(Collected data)

==============================

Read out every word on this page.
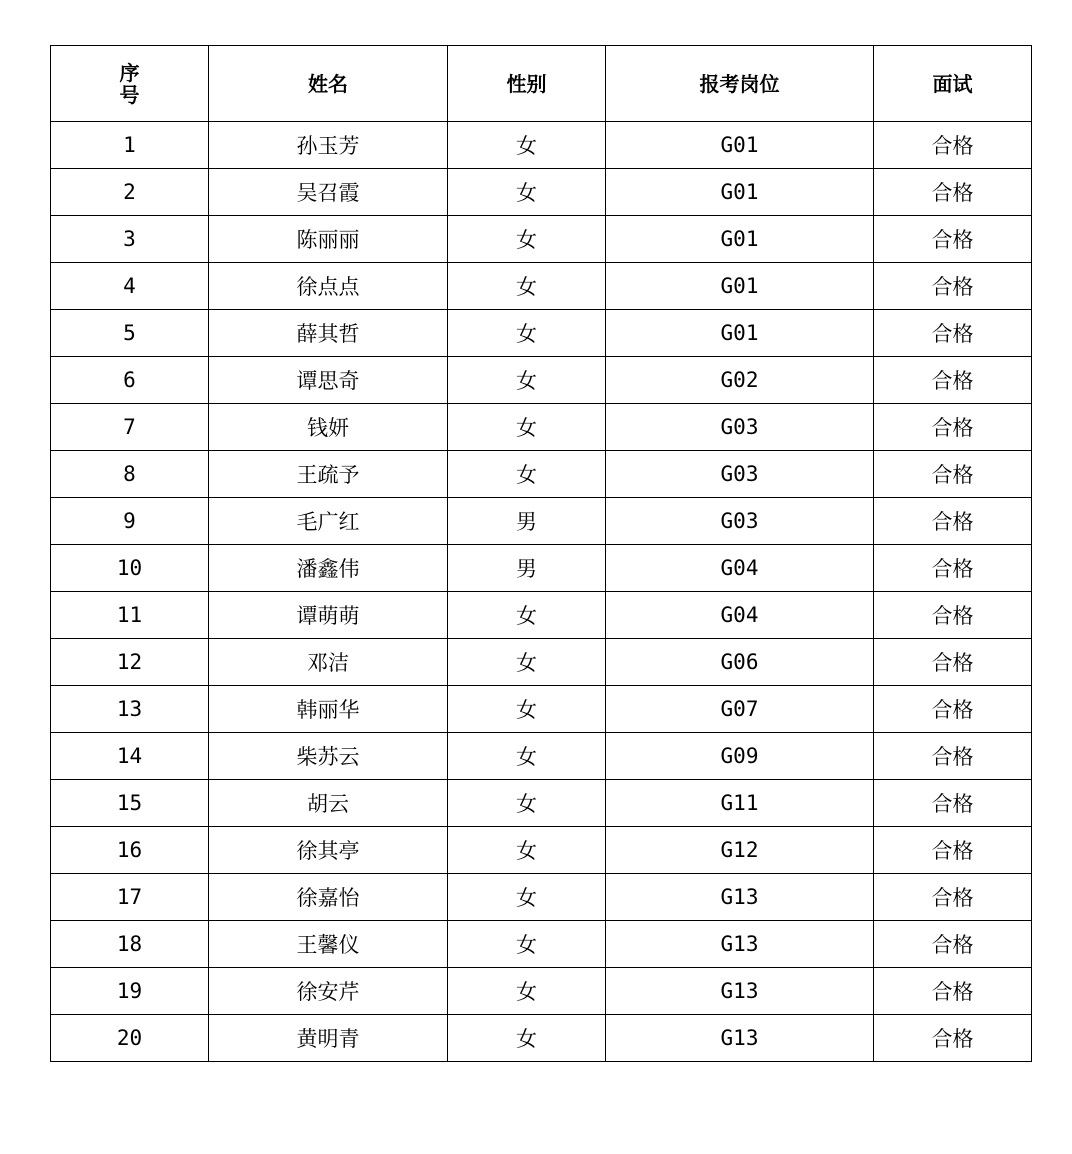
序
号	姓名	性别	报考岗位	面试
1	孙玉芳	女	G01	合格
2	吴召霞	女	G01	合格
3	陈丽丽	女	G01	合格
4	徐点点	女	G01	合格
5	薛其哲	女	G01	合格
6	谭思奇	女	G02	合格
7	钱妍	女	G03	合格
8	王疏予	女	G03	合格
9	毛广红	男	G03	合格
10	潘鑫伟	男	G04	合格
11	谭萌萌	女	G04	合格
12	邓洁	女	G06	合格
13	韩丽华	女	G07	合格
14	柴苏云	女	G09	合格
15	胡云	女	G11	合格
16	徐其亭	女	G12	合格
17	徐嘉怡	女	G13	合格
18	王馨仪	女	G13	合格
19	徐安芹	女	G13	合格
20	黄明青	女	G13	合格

==============================

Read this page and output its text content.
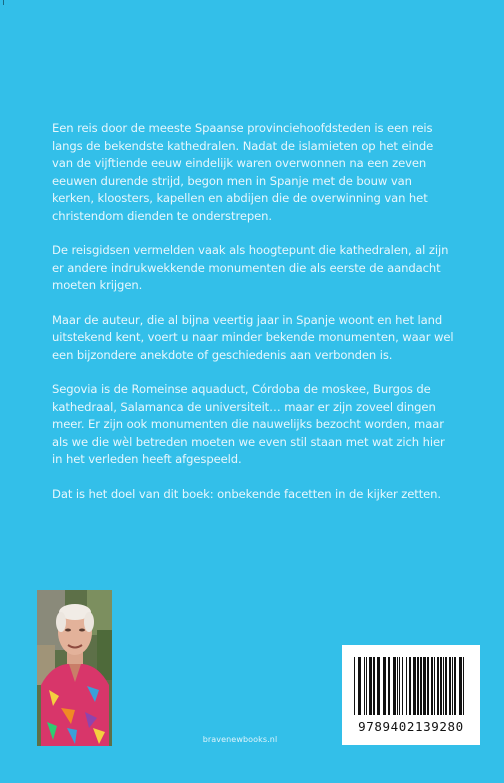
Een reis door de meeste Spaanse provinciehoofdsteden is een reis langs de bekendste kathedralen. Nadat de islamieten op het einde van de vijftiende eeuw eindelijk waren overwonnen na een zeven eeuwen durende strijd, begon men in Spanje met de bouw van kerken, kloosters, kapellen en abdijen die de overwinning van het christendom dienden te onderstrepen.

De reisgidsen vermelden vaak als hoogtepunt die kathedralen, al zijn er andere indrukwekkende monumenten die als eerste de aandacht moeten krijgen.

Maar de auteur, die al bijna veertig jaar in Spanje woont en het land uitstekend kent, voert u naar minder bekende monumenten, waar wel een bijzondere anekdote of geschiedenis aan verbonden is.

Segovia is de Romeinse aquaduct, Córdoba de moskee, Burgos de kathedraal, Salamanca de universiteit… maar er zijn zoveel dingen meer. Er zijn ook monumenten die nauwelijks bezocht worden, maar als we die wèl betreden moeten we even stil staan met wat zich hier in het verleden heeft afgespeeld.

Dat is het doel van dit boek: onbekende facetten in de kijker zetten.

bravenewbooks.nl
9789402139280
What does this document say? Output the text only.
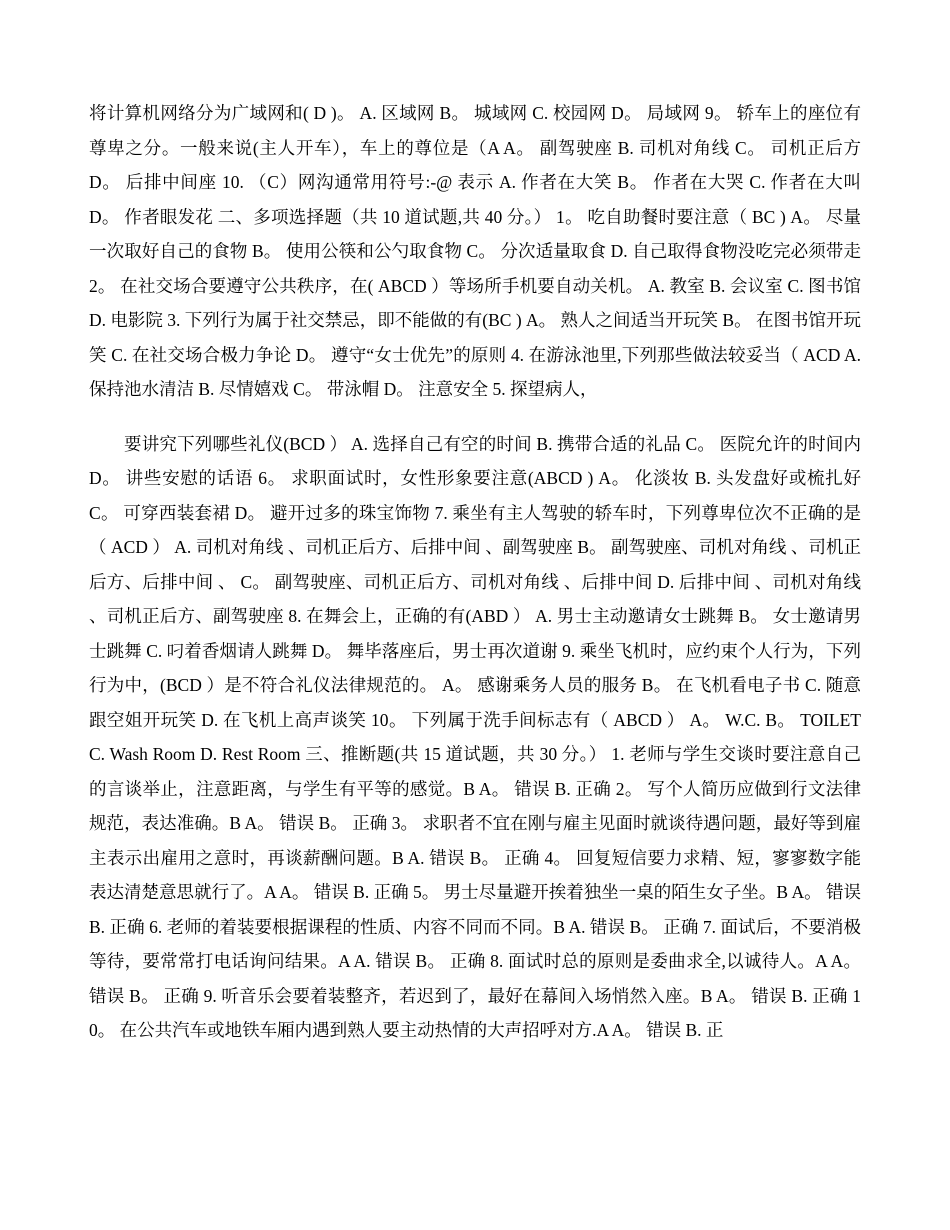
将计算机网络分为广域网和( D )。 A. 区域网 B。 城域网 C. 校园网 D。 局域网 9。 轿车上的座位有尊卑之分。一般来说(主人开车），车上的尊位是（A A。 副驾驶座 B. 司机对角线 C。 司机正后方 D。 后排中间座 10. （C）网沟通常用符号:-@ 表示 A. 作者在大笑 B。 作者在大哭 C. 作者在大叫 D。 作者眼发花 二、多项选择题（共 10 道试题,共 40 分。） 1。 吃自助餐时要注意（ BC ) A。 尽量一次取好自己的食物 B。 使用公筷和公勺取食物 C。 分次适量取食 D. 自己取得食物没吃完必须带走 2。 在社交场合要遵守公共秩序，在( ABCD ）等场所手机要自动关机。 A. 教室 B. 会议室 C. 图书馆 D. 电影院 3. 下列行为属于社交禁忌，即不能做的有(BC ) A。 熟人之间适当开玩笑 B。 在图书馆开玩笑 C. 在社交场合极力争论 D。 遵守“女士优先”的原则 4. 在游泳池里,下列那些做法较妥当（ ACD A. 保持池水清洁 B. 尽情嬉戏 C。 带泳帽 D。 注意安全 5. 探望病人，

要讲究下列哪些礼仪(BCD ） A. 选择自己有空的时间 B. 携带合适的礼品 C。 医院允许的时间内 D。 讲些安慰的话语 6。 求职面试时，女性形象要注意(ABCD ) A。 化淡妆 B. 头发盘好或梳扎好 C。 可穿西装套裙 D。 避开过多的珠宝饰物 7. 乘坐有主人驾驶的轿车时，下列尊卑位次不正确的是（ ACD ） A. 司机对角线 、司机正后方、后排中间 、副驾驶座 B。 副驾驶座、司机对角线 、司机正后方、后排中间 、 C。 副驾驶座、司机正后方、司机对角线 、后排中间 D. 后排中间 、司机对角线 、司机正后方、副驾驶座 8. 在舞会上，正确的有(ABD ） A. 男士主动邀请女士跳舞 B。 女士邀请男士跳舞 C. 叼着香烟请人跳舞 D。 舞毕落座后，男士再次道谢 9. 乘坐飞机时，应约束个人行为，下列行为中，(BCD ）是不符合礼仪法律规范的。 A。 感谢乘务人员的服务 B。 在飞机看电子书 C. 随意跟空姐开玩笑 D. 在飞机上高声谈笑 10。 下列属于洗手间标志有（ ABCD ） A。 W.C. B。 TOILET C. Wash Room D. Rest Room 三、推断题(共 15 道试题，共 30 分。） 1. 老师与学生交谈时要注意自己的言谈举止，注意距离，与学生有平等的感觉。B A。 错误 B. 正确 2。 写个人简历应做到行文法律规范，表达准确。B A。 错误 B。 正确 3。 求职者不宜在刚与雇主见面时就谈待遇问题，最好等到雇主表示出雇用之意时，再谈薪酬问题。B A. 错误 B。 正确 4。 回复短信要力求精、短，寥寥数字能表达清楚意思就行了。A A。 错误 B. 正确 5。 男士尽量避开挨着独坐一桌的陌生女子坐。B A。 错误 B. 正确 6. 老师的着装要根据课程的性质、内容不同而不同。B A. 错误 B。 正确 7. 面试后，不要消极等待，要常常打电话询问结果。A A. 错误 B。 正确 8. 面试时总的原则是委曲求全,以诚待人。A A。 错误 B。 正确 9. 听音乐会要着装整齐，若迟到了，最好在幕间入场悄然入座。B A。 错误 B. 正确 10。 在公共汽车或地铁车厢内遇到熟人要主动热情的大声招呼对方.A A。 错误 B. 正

==============================

§ **REQUIRED WORK**: Tally up the lines of the listing containing the word "moeten". Give only the total.

§ **EXERCISE RESULT**: 2